Can you print the data exactly and leave out each image?
--------------------------------------------------
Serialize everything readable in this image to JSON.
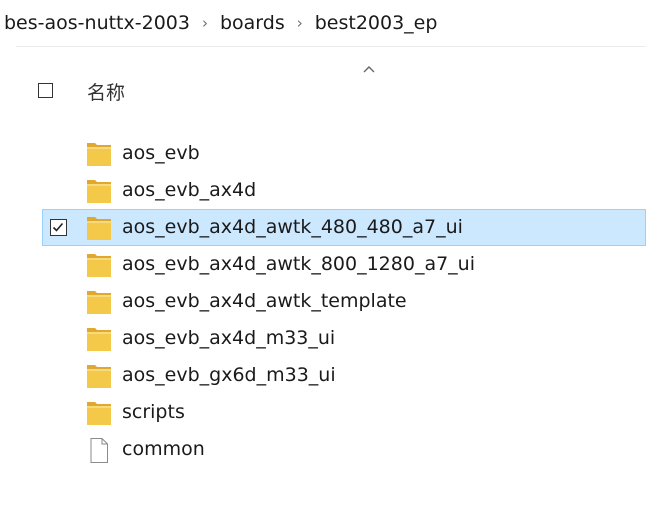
{
  "breadcrumb": {
    "items": [
      "bes-aos-nuttx-2003",
      "boards",
      "best2003_ep"
    ]
  },
  "header": {
    "name_label": "名称"
  },
  "files": [
    {
      "name": "aos_evb",
      "type": "folder",
      "selected": false
    },
    {
      "name": "aos_evb_ax4d",
      "type": "folder",
      "selected": false
    },
    {
      "name": "aos_evb_ax4d_awtk_480_480_a7_ui",
      "type": "folder",
      "selected": true
    },
    {
      "name": "aos_evb_ax4d_awtk_800_1280_a7_ui",
      "type": "folder",
      "selected": false
    },
    {
      "name": "aos_evb_ax4d_awtk_template",
      "type": "folder",
      "selected": false
    },
    {
      "name": "aos_evb_ax4d_m33_ui",
      "type": "folder",
      "selected": false
    },
    {
      "name": "aos_evb_gx6d_m33_ui",
      "type": "folder",
      "selected": false
    },
    {
      "name": "scripts",
      "type": "folder",
      "selected": false
    },
    {
      "name": "common",
      "type": "file",
      "selected": false
    }
  ],
  "colors": {
    "folder": "#f4c94a",
    "selection_bg": "#cce8ff",
    "selection_border": "#99d1ff"
  }
}
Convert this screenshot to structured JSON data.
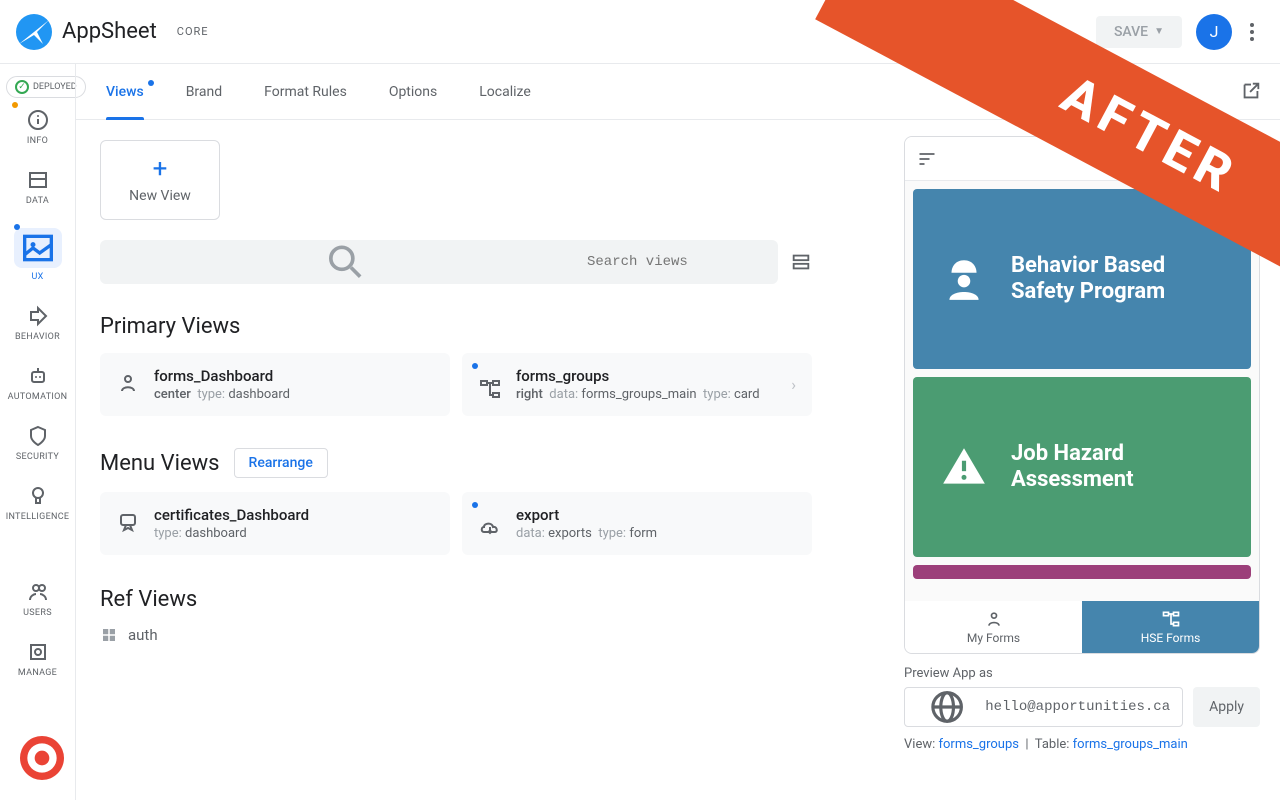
{
  "header": {
    "app_name": "AppSheet",
    "tier": "CORE",
    "save_label": "SAVE",
    "avatar_initial": "J"
  },
  "deployed_label": "DEPLOYED",
  "sidebar": {
    "items": [
      {
        "label": "INFO"
      },
      {
        "label": "DATA"
      },
      {
        "label": "UX"
      },
      {
        "label": "BEHAVIOR"
      },
      {
        "label": "AUTOMATION"
      },
      {
        "label": "SECURITY"
      },
      {
        "label": "INTELLIGENCE"
      },
      {
        "label": "USERS"
      },
      {
        "label": "MANAGE"
      }
    ]
  },
  "tabs": {
    "items": [
      "Views",
      "Brand",
      "Format Rules",
      "Options",
      "Localize"
    ]
  },
  "new_view_label": "New View",
  "search_placeholder": "Search views",
  "sections": {
    "primary": {
      "title": "Primary Views"
    },
    "menu": {
      "title": "Menu Views",
      "rearrange": "Rearrange"
    },
    "ref": {
      "title": "Ref Views",
      "group": "auth"
    }
  },
  "primary_views": [
    {
      "name": "forms_Dashboard",
      "pos": "center",
      "type_label": "type:",
      "type": "dashboard"
    },
    {
      "name": "forms_groups",
      "pos": "right",
      "data_label": "data:",
      "data": "forms_groups_main",
      "type_label": "type:",
      "type": "card"
    }
  ],
  "menu_views": [
    {
      "name": "certificates_Dashboard",
      "type_label": "type:",
      "type": "dashboard"
    },
    {
      "name": "export",
      "data_label": "data:",
      "data": "exports",
      "type_label": "type:",
      "type": "form"
    }
  ],
  "preview": {
    "cards": [
      {
        "title": "Behavior Based Safety Program"
      },
      {
        "title": "Job Hazard Assessment"
      }
    ],
    "tabs": [
      {
        "label": "My Forms"
      },
      {
        "label": "HSE Forms"
      }
    ],
    "footer_label": "Preview App as",
    "email": "hello@apportunities.ca",
    "apply": "Apply",
    "meta_view_label": "View:",
    "meta_view": "forms_groups",
    "meta_table_label": "Table:",
    "meta_table": "forms_groups_main"
  },
  "ribbon": "AFTER"
}
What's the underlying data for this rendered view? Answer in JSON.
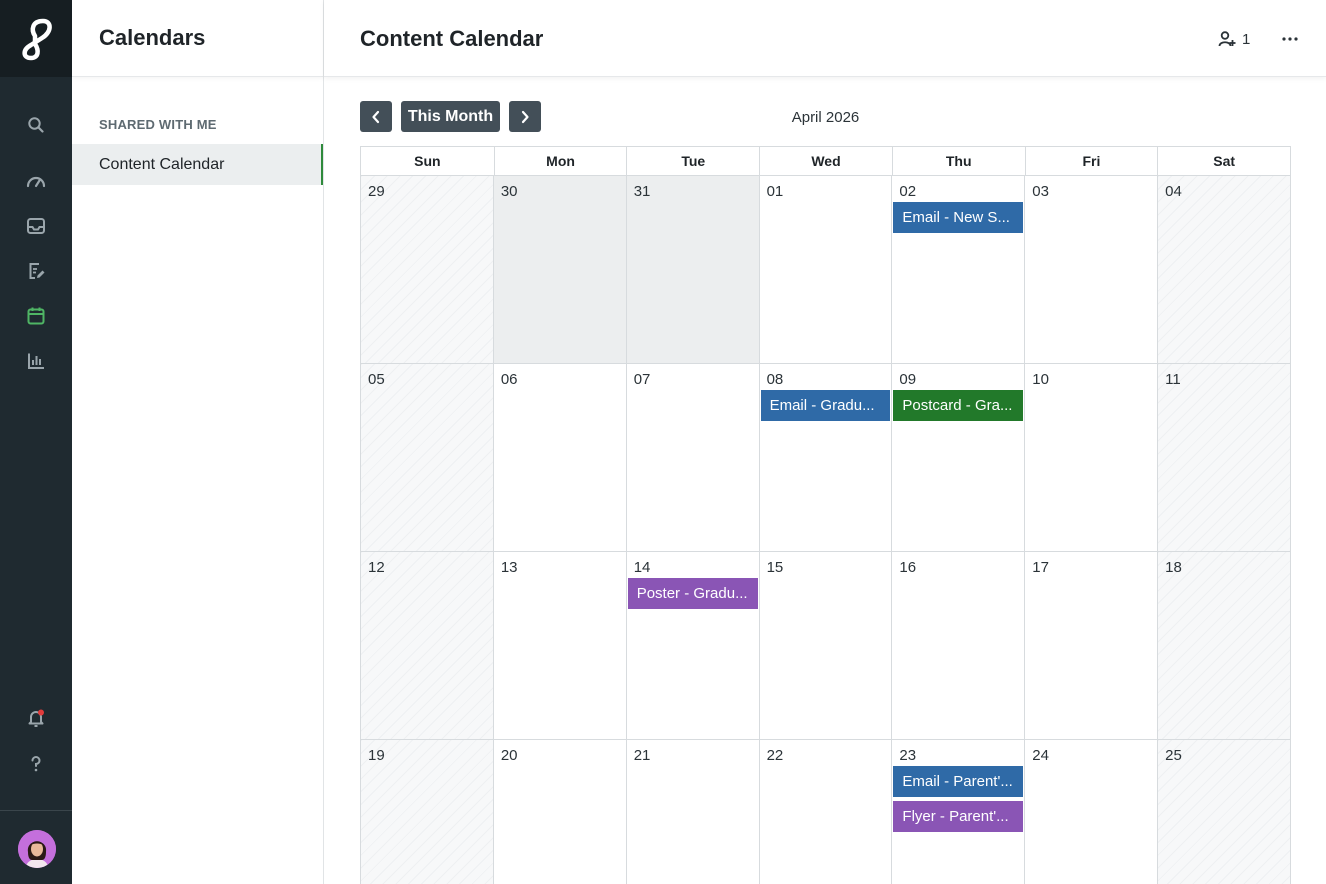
{
  "sidebar": {
    "title": "Calendars",
    "section_label": "SHARED WITH ME",
    "items": [
      {
        "label": "Content Calendar"
      }
    ]
  },
  "rail": {
    "icons": [
      "logo-icon",
      "search-icon",
      "dashboard-gauge-icon",
      "inbox-icon",
      "edit-document-icon",
      "calendar-icon",
      "bar-chart-icon",
      "notification-bell-icon",
      "help-icon"
    ],
    "active_icon": "calendar-icon",
    "active_color": "#4fb565"
  },
  "header": {
    "title": "Content Calendar",
    "share_count": "1"
  },
  "toolbar": {
    "prev_icon": "chevron-left-icon",
    "this_month_label": "This Month",
    "next_icon": "chevron-right-icon",
    "month_label": "April 2026"
  },
  "calendar": {
    "weekdays": [
      "Sun",
      "Mon",
      "Tue",
      "Wed",
      "Thu",
      "Fri",
      "Sat"
    ],
    "weeks": [
      [
        {
          "day": "29",
          "type": "weekend",
          "events": []
        },
        {
          "day": "30",
          "type": "past",
          "events": []
        },
        {
          "day": "31",
          "type": "past",
          "events": []
        },
        {
          "day": "01",
          "type": "normal",
          "events": []
        },
        {
          "day": "02",
          "type": "normal",
          "events": [
            {
              "label": "Email - New S...",
              "color": "blue"
            }
          ]
        },
        {
          "day": "03",
          "type": "normal",
          "events": []
        },
        {
          "day": "04",
          "type": "weekend",
          "events": []
        }
      ],
      [
        {
          "day": "05",
          "type": "weekend",
          "events": []
        },
        {
          "day": "06",
          "type": "normal",
          "events": []
        },
        {
          "day": "07",
          "type": "normal",
          "events": []
        },
        {
          "day": "08",
          "type": "normal",
          "events": [
            {
              "label": "Email - Gradu...",
              "color": "blue"
            }
          ]
        },
        {
          "day": "09",
          "type": "normal",
          "events": [
            {
              "label": "Postcard - Gra...",
              "color": "green"
            }
          ]
        },
        {
          "day": "10",
          "type": "normal",
          "events": []
        },
        {
          "day": "11",
          "type": "weekend",
          "events": []
        }
      ],
      [
        {
          "day": "12",
          "type": "weekend",
          "events": []
        },
        {
          "day": "13",
          "type": "normal",
          "events": []
        },
        {
          "day": "14",
          "type": "normal",
          "events": [
            {
              "label": "Poster - Gradu...",
              "color": "purple"
            }
          ]
        },
        {
          "day": "15",
          "type": "normal",
          "events": []
        },
        {
          "day": "16",
          "type": "normal",
          "events": []
        },
        {
          "day": "17",
          "type": "normal",
          "events": []
        },
        {
          "day": "18",
          "type": "weekend",
          "events": []
        }
      ],
      [
        {
          "day": "19",
          "type": "weekend",
          "events": []
        },
        {
          "day": "20",
          "type": "normal",
          "events": []
        },
        {
          "day": "21",
          "type": "normal",
          "events": []
        },
        {
          "day": "22",
          "type": "normal",
          "events": []
        },
        {
          "day": "23",
          "type": "normal",
          "events": [
            {
              "label": "Email - Parent'...",
              "color": "blue"
            },
            {
              "label": "Flyer - Parent'...",
              "color": "purple"
            }
          ]
        },
        {
          "day": "24",
          "type": "normal",
          "events": []
        },
        {
          "day": "25",
          "type": "weekend",
          "events": []
        }
      ]
    ]
  },
  "colors": {
    "event_blue": "#2f6aa7",
    "event_green": "#22792a",
    "event_purple": "#8a55b5",
    "button_dark": "#434f58",
    "selected_indicator": "#2e8a3b"
  }
}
--------------------------------------------------
▶ _Exercise solution_
Serialize everything readable in this image to JSON.
{
  "breadcrumb": {
    "items": [
      "bes-aos-nuttx-2003",
      "boards",
      "best2003_ep"
    ]
  },
  "header": {
    "name_label": "名称"
  },
  "files": [
    {
      "name": "aos_evb",
      "type": "folder",
      "selected": false
    },
    {
      "name": "aos_evb_ax4d",
      "type": "folder",
      "selected": false
    },
    {
      "name": "aos_evb_ax4d_awtk_480_480_a7_ui",
      "type": "folder",
      "selected": true
    },
    {
      "name": "aos_evb_ax4d_awtk_800_1280_a7_ui",
      "type": "folder",
      "selected": false
    },
    {
      "name": "aos_evb_ax4d_awtk_template",
      "type": "folder",
      "selected": false
    },
    {
      "name": "aos_evb_ax4d_m33_ui",
      "type": "folder",
      "selected": false
    },
    {
      "name": "aos_evb_gx6d_m33_ui",
      "type": "folder",
      "selected": false
    },
    {
      "name": "scripts",
      "type": "folder",
      "selected": false
    },
    {
      "name": "common",
      "type": "file",
      "selected": false
    }
  ],
  "colors": {
    "folder": "#f4c94a",
    "selection_bg": "#cce8ff",
    "selection_border": "#99d1ff"
  }
}
Convert this screenshot to structured JSON data.
{
  "header": {
    "app_name": "AppSheet",
    "tier": "CORE",
    "save_label": "SAVE",
    "avatar_initial": "J"
  },
  "deployed_label": "DEPLOYED",
  "sidebar": {
    "items": [
      {
        "label": "INFO"
      },
      {
        "label": "DATA"
      },
      {
        "label": "UX"
      },
      {
        "label": "BEHAVIOR"
      },
      {
        "label": "AUTOMATION"
      },
      {
        "label": "SECURITY"
      },
      {
        "label": "INTELLIGENCE"
      },
      {
        "label": "USERS"
      },
      {
        "label": "MANAGE"
      }
    ]
  },
  "tabs": {
    "items": [
      "Views",
      "Brand",
      "Format Rules",
      "Options",
      "Localize"
    ]
  },
  "new_view_label": "New View",
  "search_placeholder": "Search views",
  "sections": {
    "primary": {
      "title": "Primary Views"
    },
    "menu": {
      "title": "Menu Views",
      "rearrange": "Rearrange"
    },
    "ref": {
      "title": "Ref Views",
      "group": "auth"
    }
  },
  "primary_views": [
    {
      "name": "forms_Dashboard",
      "pos": "center",
      "type_label": "type:",
      "type": "dashboard"
    },
    {
      "name": "forms_groups",
      "pos": "right",
      "data_label": "data:",
      "data": "forms_groups_main",
      "type_label": "type:",
      "type": "card"
    }
  ],
  "menu_views": [
    {
      "name": "certificates_Dashboard",
      "type_label": "type:",
      "type": "dashboard"
    },
    {
      "name": "export",
      "data_label": "data:",
      "data": "exports",
      "type_label": "type:",
      "type": "form"
    }
  ],
  "preview": {
    "cards": [
      {
        "title": "Behavior Based Safety Program"
      },
      {
        "title": "Job Hazard Assessment"
      }
    ],
    "tabs": [
      {
        "label": "My Forms"
      },
      {
        "label": "HSE Forms"
      }
    ],
    "footer_label": "Preview App as",
    "email": "hello@apportunities.ca",
    "apply": "Apply",
    "meta_view_label": "View:",
    "meta_view": "forms_groups",
    "meta_table_label": "Table:",
    "meta_table": "forms_groups_main"
  },
  "ribbon": "AFTER"
}
What's the underlying data for this rendered view? Answer in JSON.
{
  "sidebar": {
    "title": "Calendars",
    "section_label": "SHARED WITH ME",
    "items": [
      {
        "label": "Content Calendar"
      }
    ]
  },
  "rail": {
    "icons": [
      "logo-icon",
      "search-icon",
      "dashboard-gauge-icon",
      "inbox-icon",
      "edit-document-icon",
      "calendar-icon",
      "bar-chart-icon",
      "notification-bell-icon",
      "help-icon"
    ],
    "active_icon": "calendar-icon",
    "active_color": "#4fb565"
  },
  "header": {
    "title": "Content Calendar",
    "share_count": "1"
  },
  "toolbar": {
    "prev_icon": "chevron-left-icon",
    "this_month_label": "This Month",
    "next_icon": "chevron-right-icon",
    "month_label": "April 2026"
  },
  "calendar": {
    "weekdays": [
      "Sun",
      "Mon",
      "Tue",
      "Wed",
      "Thu",
      "Fri",
      "Sat"
    ],
    "weeks": [
      [
        {
          "day": "29",
          "type": "weekend",
          "events": []
        },
        {
          "day": "30",
          "type": "past",
          "events": []
        },
        {
          "day": "31",
          "type": "past",
          "events": []
        },
        {
          "day": "01",
          "type": "normal",
          "events": []
        },
        {
          "day": "02",
          "type": "normal",
          "events": [
            {
              "label": "Email - New S...",
              "color": "blue"
            }
          ]
        },
        {
          "day": "03",
          "type": "normal",
          "events": []
        },
        {
          "day": "04",
          "type": "weekend",
          "events": []
        }
      ],
      [
        {
          "day": "05",
          "type": "weekend",
          "events": []
        },
        {
          "day": "06",
          "type": "normal",
          "events": []
        },
        {
          "day": "07",
          "type": "normal",
          "events": []
        },
        {
          "day": "08",
          "type": "normal",
          "events": [
            {
              "label": "Email - Gradu...",
              "color": "blue"
            }
          ]
        },
        {
          "day": "09",
          "type": "normal",
          "events": [
            {
              "label": "Postcard - Gra...",
              "color": "green"
            }
          ]
        },
        {
          "day": "10",
          "type": "normal",
          "events": []
        },
        {
          "day": "11",
          "type": "weekend",
          "events": []
        }
      ],
      [
        {
          "day": "12",
          "type": "weekend",
          "events": []
        },
        {
          "day": "13",
          "type": "normal",
          "events": []
        },
        {
          "day": "14",
          "type": "normal",
          "events": [
            {
              "label": "Poster - Gradu...",
              "color": "purple"
            }
          ]
        },
        {
          "day": "15",
          "type": "normal",
          "events": []
        },
        {
          "day": "16",
          "type": "normal",
          "events": []
        },
        {
          "day": "17",
          "type": "normal",
          "events": []
        },
        {
          "day": "18",
          "type": "weekend",
          "events": []
        }
      ],
      [
        {
          "day": "19",
          "type": "weekend",
          "events": []
        },
        {
          "day": "20",
          "type": "normal",
          "events": []
        },
        {
          "day": "21",
          "type": "normal",
          "events": []
        },
        {
          "day": "22",
          "type": "normal",
          "events": []
        },
        {
          "day": "23",
          "type": "normal",
          "events": [
            {
              "label": "Email - Parent'...",
              "color": "blue"
            },
            {
              "label": "Flyer - Parent'...",
              "color": "purple"
            }
          ]
        },
        {
          "day": "24",
          "type": "normal",
          "events": []
        },
        {
          "day": "25",
          "type": "weekend",
          "events": []
        }
      ]
    ]
  },
  "colors": {
    "event_blue": "#2f6aa7",
    "event_green": "#22792a",
    "event_purple": "#8a55b5",
    "button_dark": "#434f58",
    "selected_indicator": "#2e8a3b"
  }
}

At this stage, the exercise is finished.